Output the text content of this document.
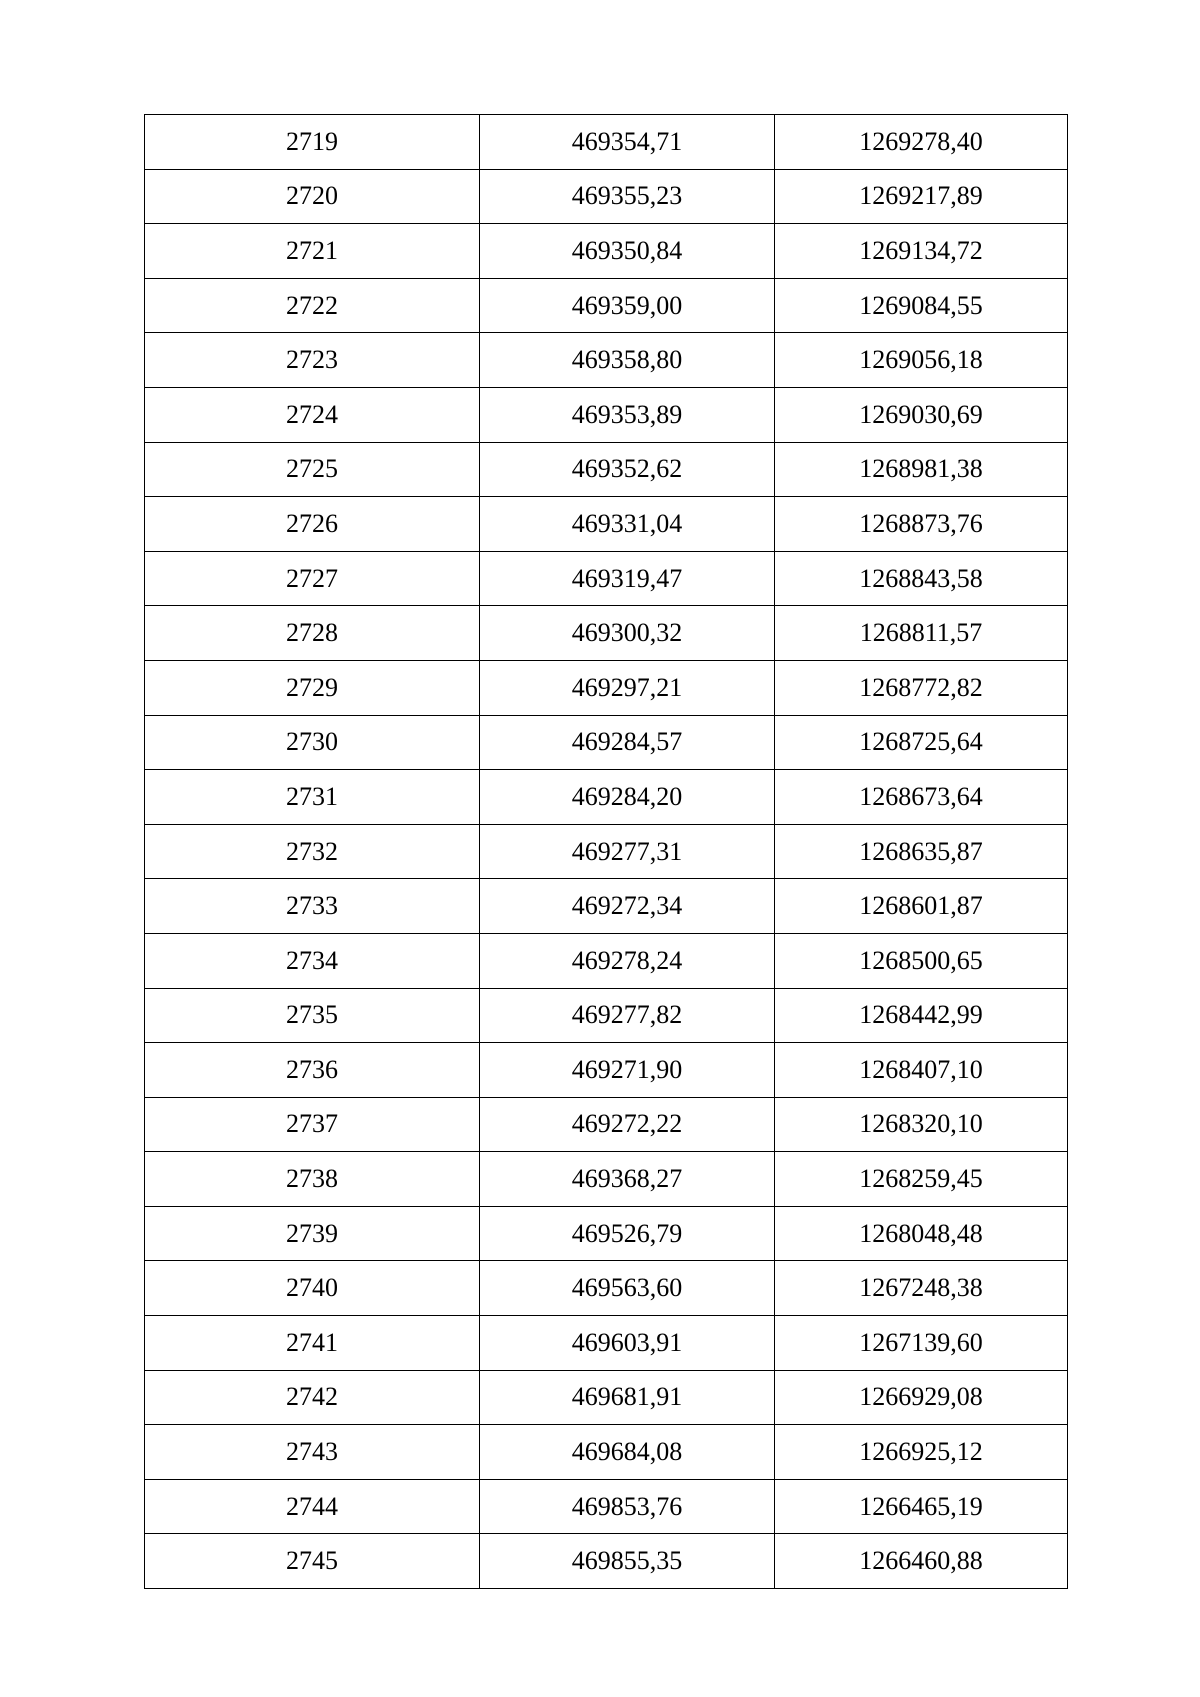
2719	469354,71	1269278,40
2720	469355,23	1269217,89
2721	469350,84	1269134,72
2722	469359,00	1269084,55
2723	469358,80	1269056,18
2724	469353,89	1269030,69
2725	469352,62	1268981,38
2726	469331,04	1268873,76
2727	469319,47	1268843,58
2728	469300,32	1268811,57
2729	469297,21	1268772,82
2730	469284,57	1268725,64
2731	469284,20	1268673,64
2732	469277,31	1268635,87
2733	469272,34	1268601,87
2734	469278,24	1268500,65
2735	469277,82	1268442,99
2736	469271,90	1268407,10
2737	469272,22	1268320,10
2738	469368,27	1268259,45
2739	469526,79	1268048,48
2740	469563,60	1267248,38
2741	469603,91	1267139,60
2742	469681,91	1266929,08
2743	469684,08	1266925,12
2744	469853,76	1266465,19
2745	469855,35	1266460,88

**Set exercise**.
With the pictures omitted, reproduce the records in full and exactly.

**Answer for this exercise**.
Output the text content of this document.
2719	469354,71	1269278,40
2720	469355,23	1269217,89
2721	469350,84	1269134,72
2722	469359,00	1269084,55
2723	469358,80	1269056,18
2724	469353,89	1269030,69
2725	469352,62	1268981,38
2726	469331,04	1268873,76
2727	469319,47	1268843,58
2728	469300,32	1268811,57
2729	469297,21	1268772,82
2730	469284,57	1268725,64
2731	469284,20	1268673,64
2732	469277,31	1268635,87
2733	469272,34	1268601,87
2734	469278,24	1268500,65
2735	469277,82	1268442,99
2736	469271,90	1268407,10
2737	469272,22	1268320,10
2738	469368,27	1268259,45
2739	469526,79	1268048,48
2740	469563,60	1267248,38
2741	469603,91	1267139,60
2742	469681,91	1266929,08
2743	469684,08	1266925,12
2744	469853,76	1266465,19
2745	469855,35	1266460,88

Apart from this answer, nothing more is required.